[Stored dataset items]
--- Begin ---

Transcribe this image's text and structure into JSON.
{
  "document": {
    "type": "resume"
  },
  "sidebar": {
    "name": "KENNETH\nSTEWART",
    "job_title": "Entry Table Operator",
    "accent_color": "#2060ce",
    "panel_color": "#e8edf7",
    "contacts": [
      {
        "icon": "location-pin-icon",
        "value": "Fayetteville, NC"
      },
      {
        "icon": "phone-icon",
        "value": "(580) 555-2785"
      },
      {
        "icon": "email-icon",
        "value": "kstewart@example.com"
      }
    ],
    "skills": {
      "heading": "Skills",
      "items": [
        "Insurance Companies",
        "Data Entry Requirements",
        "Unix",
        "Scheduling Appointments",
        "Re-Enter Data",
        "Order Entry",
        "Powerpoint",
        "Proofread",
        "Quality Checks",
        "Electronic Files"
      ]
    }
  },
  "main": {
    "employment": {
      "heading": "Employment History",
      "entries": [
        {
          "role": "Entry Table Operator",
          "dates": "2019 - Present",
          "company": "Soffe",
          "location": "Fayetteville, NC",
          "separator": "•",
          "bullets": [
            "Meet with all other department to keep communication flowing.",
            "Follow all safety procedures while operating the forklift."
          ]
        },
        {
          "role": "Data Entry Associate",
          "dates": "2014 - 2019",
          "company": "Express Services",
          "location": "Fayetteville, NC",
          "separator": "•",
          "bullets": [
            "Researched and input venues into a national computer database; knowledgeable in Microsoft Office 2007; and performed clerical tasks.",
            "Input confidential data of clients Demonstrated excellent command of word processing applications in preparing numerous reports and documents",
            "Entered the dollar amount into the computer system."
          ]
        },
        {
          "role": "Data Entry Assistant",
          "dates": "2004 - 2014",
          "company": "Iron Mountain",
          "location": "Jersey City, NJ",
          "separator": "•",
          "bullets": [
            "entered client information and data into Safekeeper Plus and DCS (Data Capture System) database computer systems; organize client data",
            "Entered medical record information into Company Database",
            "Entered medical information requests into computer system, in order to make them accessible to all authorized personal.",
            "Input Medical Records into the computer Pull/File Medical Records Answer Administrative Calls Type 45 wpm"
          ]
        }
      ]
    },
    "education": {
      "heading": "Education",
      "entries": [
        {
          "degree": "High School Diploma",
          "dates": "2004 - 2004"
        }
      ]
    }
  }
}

--- End ---

■ WHAT IS EXPECTED
Retype the listing exactly, in full.

■ COMPLETE RESPONSE
Transcribe this image's text and structure into JSON.
{
  "document": {
    "type": "resume"
  },
  "sidebar": {
    "name": "KENNETH\nSTEWART",
    "job_title": "Entry Table Operator",
    "accent_color": "#2060ce",
    "panel_color": "#e8edf7",
    "contacts": [
      {
        "icon": "location-pin-icon",
        "value": "Fayetteville, NC"
      },
      {
        "icon": "phone-icon",
        "value": "(580) 555-2785"
      },
      {
        "icon": "email-icon",
        "value": "kstewart@example.com"
      }
    ],
    "skills": {
      "heading": "Skills",
      "items": [
        "Insurance Companies",
        "Data Entry Requirements",
        "Unix",
        "Scheduling Appointments",
        "Re-Enter Data",
        "Order Entry",
        "Powerpoint",
        "Proofread",
        "Quality Checks",
        "Electronic Files"
      ]
    }
  },
  "main": {
    "employment": {
      "heading": "Employment History",
      "entries": [
        {
          "role": "Entry Table Operator",
          "dates": "2019 - Present",
          "company": "Soffe",
          "location": "Fayetteville, NC",
          "separator": "•",
          "bullets": [
            "Meet with all other department to keep communication flowing.",
            "Follow all safety procedures while operating the forklift."
          ]
        },
        {
          "role": "Data Entry Associate",
          "dates": "2014 - 2019",
          "company": "Express Services",
          "location": "Fayetteville, NC",
          "separator": "•",
          "bullets": [
            "Researched and input venues into a national computer database; knowledgeable in Microsoft Office 2007; and performed clerical tasks.",
            "Input confidential data of clients Demonstrated excellent command of word processing applications in preparing numerous reports and documents",
            "Entered the dollar amount into the computer system."
          ]
        },
        {
          "role": "Data Entry Assistant",
          "dates": "2004 - 2014",
          "company": "Iron Mountain",
          "location": "Jersey City, NJ",
          "separator": "•",
          "bullets": [
            "entered client information and data into Safekeeper Plus and DCS (Data Capture System) database computer systems; organize client data",
            "Entered medical record information into Company Database",
            "Entered medical information requests into computer system, in order to make them accessible to all authorized personal.",
            "Input Medical Records into the computer Pull/File Medical Records Answer Administrative Calls Type 45 wpm"
          ]
        }
      ]
    },
    "education": {
      "heading": "Education",
      "entries": [
        {
          "degree": "High School Diploma",
          "dates": "2004 - 2004"
        }
      ]
    }
  }
}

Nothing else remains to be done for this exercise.